— START Data section —
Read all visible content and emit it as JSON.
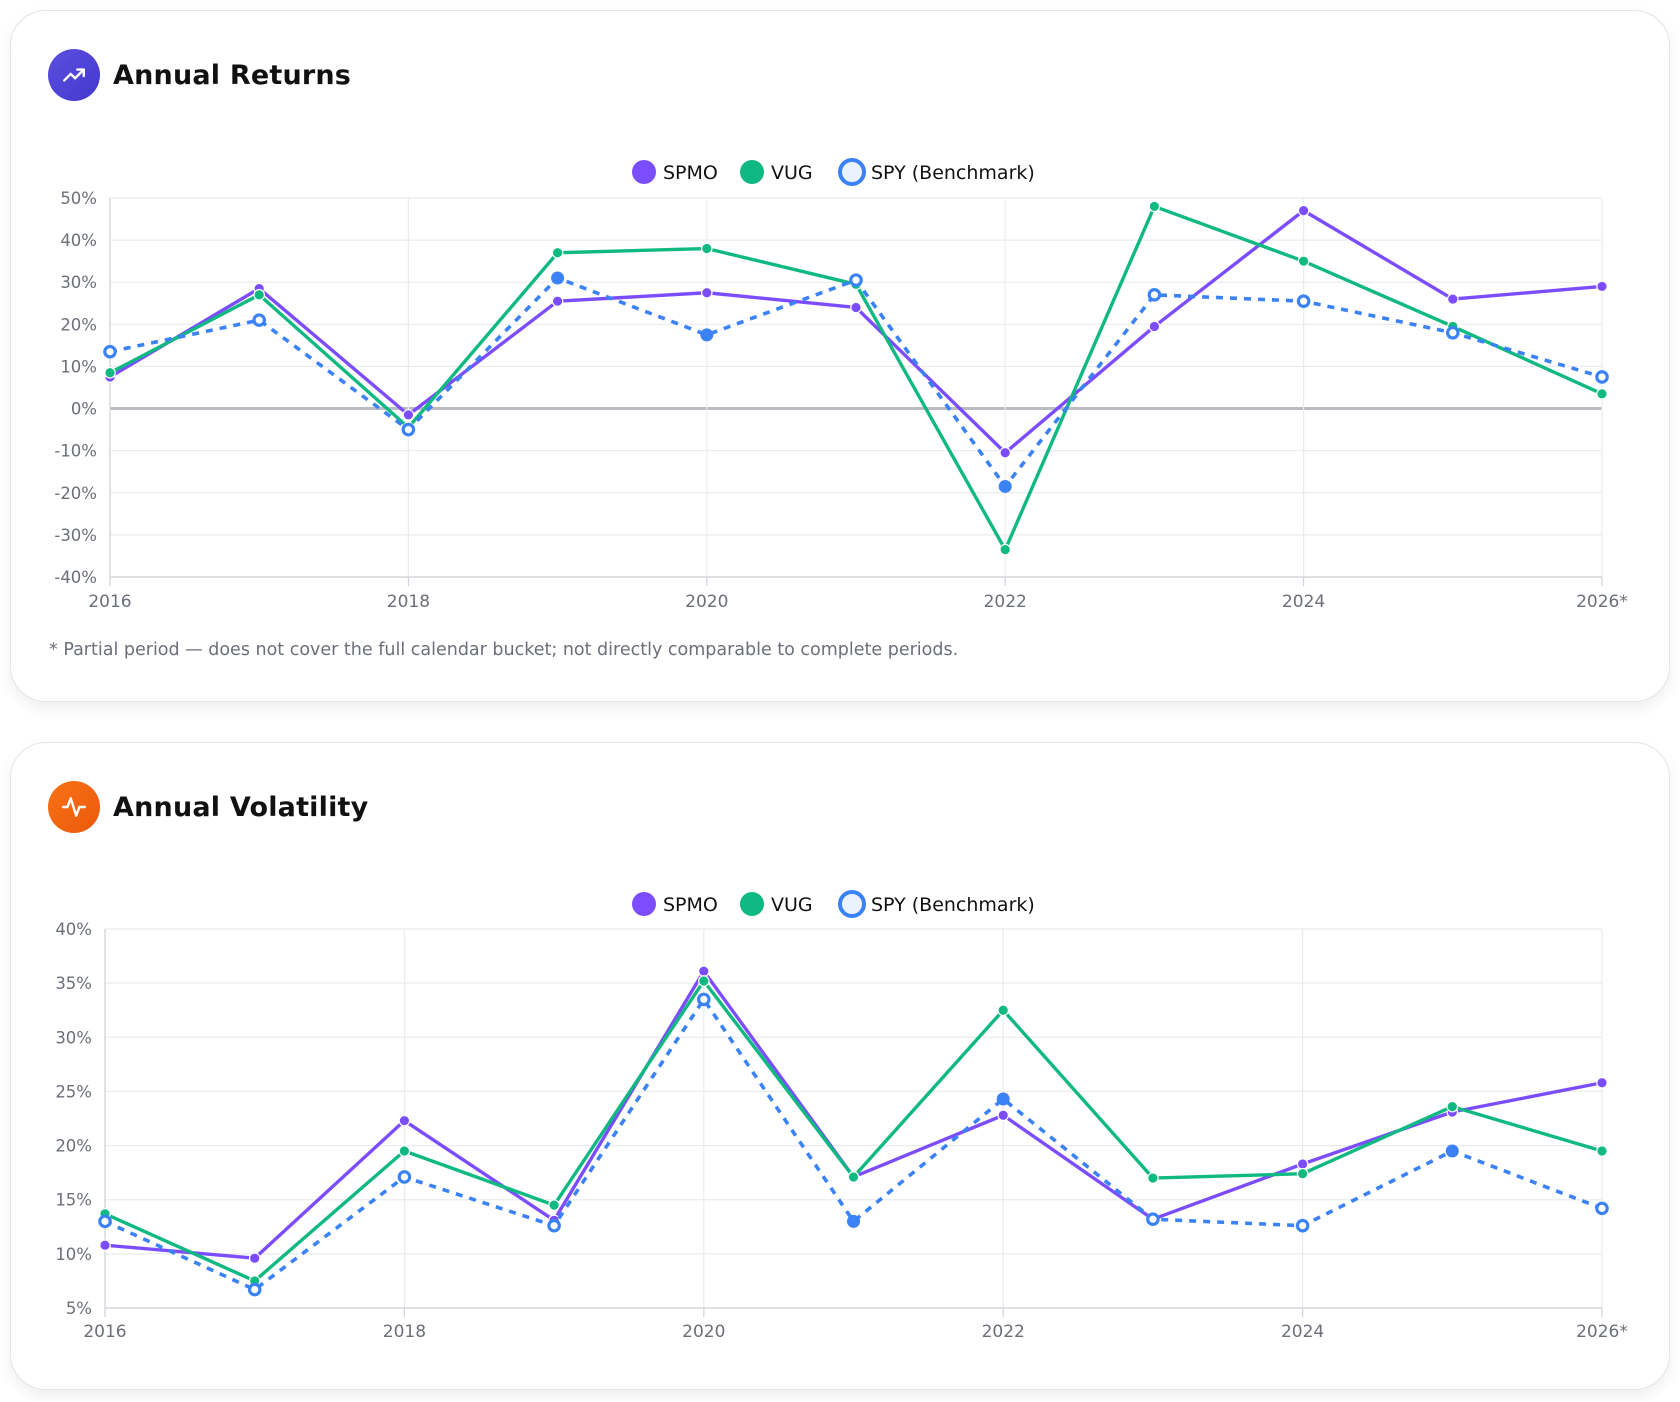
{
  "cards": [
    {
      "title": "Annual Returns",
      "icon": "trending-up-icon",
      "footnote": "* Partial period — does not cover the full calendar bucket; not directly comparable to complete periods."
    },
    {
      "title": "Annual Volatility",
      "icon": "activity-pulse-icon"
    }
  ],
  "colors": {
    "SPMO": "#7c4dff",
    "VUG": "#10b981",
    "SPY": "#3b82f6",
    "grid": "#e9ebef",
    "zero_line": "#b8bbc1",
    "tick": "#6b6f78"
  },
  "chart_data": [
    {
      "type": "line",
      "title": "Annual Returns",
      "legend_position": "top-center",
      "grid": true,
      "x": [
        "2016",
        "2017",
        "2018",
        "2019",
        "2020",
        "2021",
        "2022",
        "2023",
        "2024",
        "2025",
        "2026*"
      ],
      "x_tick_labels": [
        "2016",
        "2018",
        "2020",
        "2022",
        "2024",
        "2026*"
      ],
      "ylim": [
        -40,
        50
      ],
      "y_tick_labels": [
        "50%",
        "40%",
        "30%",
        "20%",
        "10%",
        "0%",
        "-10%",
        "-20%",
        "-30%",
        "-40%"
      ],
      "y_unit": "%",
      "series": [
        {
          "name": "SPMO",
          "values": [
            7.5,
            28.5,
            -1.5,
            25.5,
            27.5,
            24,
            -10.5,
            19.5,
            47,
            26,
            29
          ]
        },
        {
          "name": "VUG",
          "values": [
            8.5,
            27,
            -4.5,
            37,
            38,
            29.5,
            -33.5,
            48,
            35,
            19.5,
            3.5
          ]
        },
        {
          "name": "SPY (Benchmark)",
          "values": [
            13.5,
            21,
            -5,
            31,
            17.5,
            30.5,
            -18.5,
            27,
            25.5,
            18,
            7.5
          ]
        }
      ]
    },
    {
      "type": "line",
      "title": "Annual Volatility",
      "legend_position": "top-center",
      "grid": true,
      "x": [
        "2016",
        "2017",
        "2018",
        "2019",
        "2020",
        "2021",
        "2022",
        "2023",
        "2024",
        "2025",
        "2026*"
      ],
      "x_tick_labels": [
        "2016",
        "2018",
        "2020",
        "2022",
        "2024",
        "2026*"
      ],
      "ylim": [
        5,
        40
      ],
      "y_tick_labels": [
        "40%",
        "35%",
        "30%",
        "25%",
        "20%",
        "15%",
        "10%",
        "5%"
      ],
      "y_unit": "%",
      "series": [
        {
          "name": "SPMO",
          "values": [
            10.8,
            9.6,
            22.3,
            13.1,
            36.1,
            17.1,
            22.8,
            13.2,
            18.3,
            23.1,
            25.8
          ]
        },
        {
          "name": "VUG",
          "values": [
            13.7,
            7.5,
            19.5,
            14.5,
            35.2,
            17.1,
            32.5,
            17.0,
            17.4,
            23.6,
            19.5
          ]
        },
        {
          "name": "SPY (Benchmark)",
          "values": [
            13.0,
            6.7,
            17.1,
            12.6,
            33.5,
            13.0,
            24.3,
            13.2,
            12.6,
            19.5,
            14.2
          ]
        }
      ]
    }
  ]
}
— END Data section —
◆ **What the task requires**
Strip out the pictures and quote the remaining data word for word.

◆ **Output for this exercise**
Read all visible content and emit it as JSON.
{
  "cards": [
    {
      "title": "Annual Returns",
      "icon": "trending-up-icon",
      "footnote": "* Partial period — does not cover the full calendar bucket; not directly comparable to complete periods."
    },
    {
      "title": "Annual Volatility",
      "icon": "activity-pulse-icon"
    }
  ],
  "colors": {
    "SPMO": "#7c4dff",
    "VUG": "#10b981",
    "SPY": "#3b82f6",
    "grid": "#e9ebef",
    "zero_line": "#b8bbc1",
    "tick": "#6b6f78"
  },
  "chart_data": [
    {
      "type": "line",
      "title": "Annual Returns",
      "legend_position": "top-center",
      "grid": true,
      "x": [
        "2016",
        "2017",
        "2018",
        "2019",
        "2020",
        "2021",
        "2022",
        "2023",
        "2024",
        "2025",
        "2026*"
      ],
      "x_tick_labels": [
        "2016",
        "2018",
        "2020",
        "2022",
        "2024",
        "2026*"
      ],
      "ylim": [
        -40,
        50
      ],
      "y_tick_labels": [
        "50%",
        "40%",
        "30%",
        "20%",
        "10%",
        "0%",
        "-10%",
        "-20%",
        "-30%",
        "-40%"
      ],
      "y_unit": "%",
      "series": [
        {
          "name": "SPMO",
          "values": [
            7.5,
            28.5,
            -1.5,
            25.5,
            27.5,
            24,
            -10.5,
            19.5,
            47,
            26,
            29
          ]
        },
        {
          "name": "VUG",
          "values": [
            8.5,
            27,
            -4.5,
            37,
            38,
            29.5,
            -33.5,
            48,
            35,
            19.5,
            3.5
          ]
        },
        {
          "name": "SPY (Benchmark)",
          "values": [
            13.5,
            21,
            -5,
            31,
            17.5,
            30.5,
            -18.5,
            27,
            25.5,
            18,
            7.5
          ]
        }
      ]
    },
    {
      "type": "line",
      "title": "Annual Volatility",
      "legend_position": "top-center",
      "grid": true,
      "x": [
        "2016",
        "2017",
        "2018",
        "2019",
        "2020",
        "2021",
        "2022",
        "2023",
        "2024",
        "2025",
        "2026*"
      ],
      "x_tick_labels": [
        "2016",
        "2018",
        "2020",
        "2022",
        "2024",
        "2026*"
      ],
      "ylim": [
        5,
        40
      ],
      "y_tick_labels": [
        "40%",
        "35%",
        "30%",
        "25%",
        "20%",
        "15%",
        "10%",
        "5%"
      ],
      "y_unit": "%",
      "series": [
        {
          "name": "SPMO",
          "values": [
            10.8,
            9.6,
            22.3,
            13.1,
            36.1,
            17.1,
            22.8,
            13.2,
            18.3,
            23.1,
            25.8
          ]
        },
        {
          "name": "VUG",
          "values": [
            13.7,
            7.5,
            19.5,
            14.5,
            35.2,
            17.1,
            32.5,
            17.0,
            17.4,
            23.6,
            19.5
          ]
        },
        {
          "name": "SPY (Benchmark)",
          "values": [
            13.0,
            6.7,
            17.1,
            12.6,
            33.5,
            13.0,
            24.3,
            13.2,
            12.6,
            19.5,
            14.2
          ]
        }
      ]
    }
  ]
}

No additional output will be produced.